::: ENTRIES SUPPLIED :::

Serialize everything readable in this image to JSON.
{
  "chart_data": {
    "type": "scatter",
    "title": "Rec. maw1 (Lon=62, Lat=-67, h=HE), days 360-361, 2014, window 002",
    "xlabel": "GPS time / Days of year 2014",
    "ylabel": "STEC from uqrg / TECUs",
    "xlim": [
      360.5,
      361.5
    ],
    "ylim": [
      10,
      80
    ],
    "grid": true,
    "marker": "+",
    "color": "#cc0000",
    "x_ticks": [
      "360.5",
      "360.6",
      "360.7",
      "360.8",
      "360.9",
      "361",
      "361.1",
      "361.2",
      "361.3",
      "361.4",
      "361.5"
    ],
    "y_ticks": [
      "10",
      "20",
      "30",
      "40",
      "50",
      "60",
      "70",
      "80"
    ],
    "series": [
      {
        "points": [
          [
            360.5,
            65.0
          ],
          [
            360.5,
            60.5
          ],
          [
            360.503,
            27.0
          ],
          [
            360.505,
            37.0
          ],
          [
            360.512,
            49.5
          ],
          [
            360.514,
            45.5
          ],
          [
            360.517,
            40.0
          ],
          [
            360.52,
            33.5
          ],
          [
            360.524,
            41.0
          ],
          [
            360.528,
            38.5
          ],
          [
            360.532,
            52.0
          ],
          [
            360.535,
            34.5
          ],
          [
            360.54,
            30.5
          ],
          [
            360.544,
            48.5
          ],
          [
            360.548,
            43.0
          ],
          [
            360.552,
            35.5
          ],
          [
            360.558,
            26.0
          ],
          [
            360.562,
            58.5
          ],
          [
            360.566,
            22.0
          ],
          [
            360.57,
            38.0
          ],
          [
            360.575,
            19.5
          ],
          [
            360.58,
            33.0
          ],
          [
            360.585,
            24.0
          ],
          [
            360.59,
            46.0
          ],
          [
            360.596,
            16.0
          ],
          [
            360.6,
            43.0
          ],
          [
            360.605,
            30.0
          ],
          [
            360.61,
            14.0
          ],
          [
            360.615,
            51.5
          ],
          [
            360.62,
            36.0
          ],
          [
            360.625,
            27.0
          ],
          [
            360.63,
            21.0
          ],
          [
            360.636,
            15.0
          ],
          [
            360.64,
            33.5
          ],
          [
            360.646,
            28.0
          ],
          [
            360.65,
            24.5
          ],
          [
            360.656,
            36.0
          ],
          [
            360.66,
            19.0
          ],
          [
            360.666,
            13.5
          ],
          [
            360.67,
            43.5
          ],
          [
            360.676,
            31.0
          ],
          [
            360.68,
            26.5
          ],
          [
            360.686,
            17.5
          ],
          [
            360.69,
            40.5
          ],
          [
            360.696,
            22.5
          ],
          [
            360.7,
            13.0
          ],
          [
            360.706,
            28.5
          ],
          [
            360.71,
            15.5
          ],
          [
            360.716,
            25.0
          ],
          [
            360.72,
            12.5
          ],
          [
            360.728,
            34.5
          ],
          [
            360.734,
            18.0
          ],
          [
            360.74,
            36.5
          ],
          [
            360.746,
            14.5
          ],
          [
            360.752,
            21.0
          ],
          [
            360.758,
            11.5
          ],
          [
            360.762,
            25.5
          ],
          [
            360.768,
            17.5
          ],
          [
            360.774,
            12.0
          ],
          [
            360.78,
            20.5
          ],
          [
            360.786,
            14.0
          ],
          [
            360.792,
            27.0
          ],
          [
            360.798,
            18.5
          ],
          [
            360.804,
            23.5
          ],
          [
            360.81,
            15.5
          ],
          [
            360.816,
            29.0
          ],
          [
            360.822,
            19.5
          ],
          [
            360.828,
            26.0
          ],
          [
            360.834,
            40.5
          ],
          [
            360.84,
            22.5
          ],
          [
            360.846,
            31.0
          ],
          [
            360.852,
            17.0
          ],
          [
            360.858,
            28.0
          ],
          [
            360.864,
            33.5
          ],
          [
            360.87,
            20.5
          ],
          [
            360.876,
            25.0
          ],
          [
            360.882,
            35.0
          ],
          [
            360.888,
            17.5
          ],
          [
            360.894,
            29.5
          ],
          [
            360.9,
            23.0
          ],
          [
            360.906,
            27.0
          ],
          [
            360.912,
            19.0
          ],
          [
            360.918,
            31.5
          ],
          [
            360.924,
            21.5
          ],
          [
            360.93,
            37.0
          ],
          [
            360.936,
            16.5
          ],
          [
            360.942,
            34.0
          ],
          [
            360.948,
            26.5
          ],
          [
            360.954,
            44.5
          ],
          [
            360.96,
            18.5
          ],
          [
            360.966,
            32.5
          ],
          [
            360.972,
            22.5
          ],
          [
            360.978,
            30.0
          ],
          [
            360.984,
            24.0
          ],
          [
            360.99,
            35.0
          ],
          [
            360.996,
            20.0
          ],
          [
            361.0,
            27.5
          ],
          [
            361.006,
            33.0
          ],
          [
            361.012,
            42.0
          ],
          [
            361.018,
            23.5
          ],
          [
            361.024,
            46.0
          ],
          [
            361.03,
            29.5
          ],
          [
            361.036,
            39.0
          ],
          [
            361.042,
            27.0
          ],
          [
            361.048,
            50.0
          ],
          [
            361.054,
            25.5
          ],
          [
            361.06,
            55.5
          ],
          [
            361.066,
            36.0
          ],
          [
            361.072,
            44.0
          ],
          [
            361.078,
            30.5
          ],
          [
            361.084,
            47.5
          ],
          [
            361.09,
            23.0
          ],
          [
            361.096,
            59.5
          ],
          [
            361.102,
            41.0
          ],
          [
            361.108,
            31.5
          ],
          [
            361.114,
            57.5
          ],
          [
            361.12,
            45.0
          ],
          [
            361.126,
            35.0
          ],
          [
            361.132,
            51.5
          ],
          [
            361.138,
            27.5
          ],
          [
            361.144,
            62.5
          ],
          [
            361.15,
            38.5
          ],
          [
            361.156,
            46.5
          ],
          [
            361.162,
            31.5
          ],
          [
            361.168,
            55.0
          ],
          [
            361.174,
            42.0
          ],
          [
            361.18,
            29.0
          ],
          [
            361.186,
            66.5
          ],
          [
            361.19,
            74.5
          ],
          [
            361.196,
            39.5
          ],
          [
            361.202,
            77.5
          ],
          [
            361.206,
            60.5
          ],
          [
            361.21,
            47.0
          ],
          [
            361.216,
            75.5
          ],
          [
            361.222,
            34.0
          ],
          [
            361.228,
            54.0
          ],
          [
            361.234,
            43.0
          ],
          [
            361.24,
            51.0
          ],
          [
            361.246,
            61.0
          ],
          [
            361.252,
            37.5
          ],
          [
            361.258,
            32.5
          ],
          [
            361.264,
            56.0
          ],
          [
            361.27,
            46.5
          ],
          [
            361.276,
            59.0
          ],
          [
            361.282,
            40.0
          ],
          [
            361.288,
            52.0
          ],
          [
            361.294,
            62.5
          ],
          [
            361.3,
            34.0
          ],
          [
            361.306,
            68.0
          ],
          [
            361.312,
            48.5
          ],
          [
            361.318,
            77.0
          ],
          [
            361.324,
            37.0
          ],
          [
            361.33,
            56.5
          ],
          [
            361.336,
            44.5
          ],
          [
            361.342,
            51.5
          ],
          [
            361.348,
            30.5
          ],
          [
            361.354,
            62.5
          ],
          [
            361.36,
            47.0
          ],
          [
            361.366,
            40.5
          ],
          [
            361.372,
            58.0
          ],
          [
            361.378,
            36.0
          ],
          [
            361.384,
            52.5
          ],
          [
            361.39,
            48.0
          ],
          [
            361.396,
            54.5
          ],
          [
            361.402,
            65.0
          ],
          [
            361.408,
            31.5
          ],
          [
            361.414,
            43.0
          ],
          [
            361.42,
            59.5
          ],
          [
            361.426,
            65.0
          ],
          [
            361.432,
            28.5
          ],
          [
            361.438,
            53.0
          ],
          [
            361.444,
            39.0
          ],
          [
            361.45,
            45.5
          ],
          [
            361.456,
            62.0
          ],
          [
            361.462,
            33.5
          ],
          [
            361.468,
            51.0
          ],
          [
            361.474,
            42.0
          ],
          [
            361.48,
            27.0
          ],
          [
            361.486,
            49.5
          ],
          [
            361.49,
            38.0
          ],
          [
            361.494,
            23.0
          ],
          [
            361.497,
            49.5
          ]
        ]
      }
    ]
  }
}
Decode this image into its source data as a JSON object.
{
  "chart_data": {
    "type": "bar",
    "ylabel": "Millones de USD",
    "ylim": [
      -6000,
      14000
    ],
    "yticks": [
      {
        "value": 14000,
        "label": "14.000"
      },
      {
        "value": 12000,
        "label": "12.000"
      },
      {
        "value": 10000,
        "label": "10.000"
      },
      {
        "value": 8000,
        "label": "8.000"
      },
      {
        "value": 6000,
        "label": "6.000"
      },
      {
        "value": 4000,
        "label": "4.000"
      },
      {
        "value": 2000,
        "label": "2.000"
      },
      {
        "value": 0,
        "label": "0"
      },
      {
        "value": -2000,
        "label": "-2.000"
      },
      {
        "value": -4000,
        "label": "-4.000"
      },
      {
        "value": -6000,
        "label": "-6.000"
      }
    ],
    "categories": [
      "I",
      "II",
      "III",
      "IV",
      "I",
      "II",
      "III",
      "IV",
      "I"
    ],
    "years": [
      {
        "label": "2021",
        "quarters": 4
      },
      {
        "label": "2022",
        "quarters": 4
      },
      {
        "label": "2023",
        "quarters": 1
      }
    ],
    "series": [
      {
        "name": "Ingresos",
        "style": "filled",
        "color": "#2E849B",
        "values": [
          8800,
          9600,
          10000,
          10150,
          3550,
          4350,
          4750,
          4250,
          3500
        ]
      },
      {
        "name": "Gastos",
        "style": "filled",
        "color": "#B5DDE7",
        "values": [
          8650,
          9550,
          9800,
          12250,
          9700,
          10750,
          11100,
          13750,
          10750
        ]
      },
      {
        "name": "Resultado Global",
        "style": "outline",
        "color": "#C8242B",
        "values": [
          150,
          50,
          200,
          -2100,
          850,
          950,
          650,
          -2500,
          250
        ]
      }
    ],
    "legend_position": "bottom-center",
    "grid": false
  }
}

:::

[JOB] Collect the lines that hold "image".

[SOLUTION FOR THIS PROBLEM]
Serialize everything readable in this image to JSON.
Decode this image into its source data as a JSON object.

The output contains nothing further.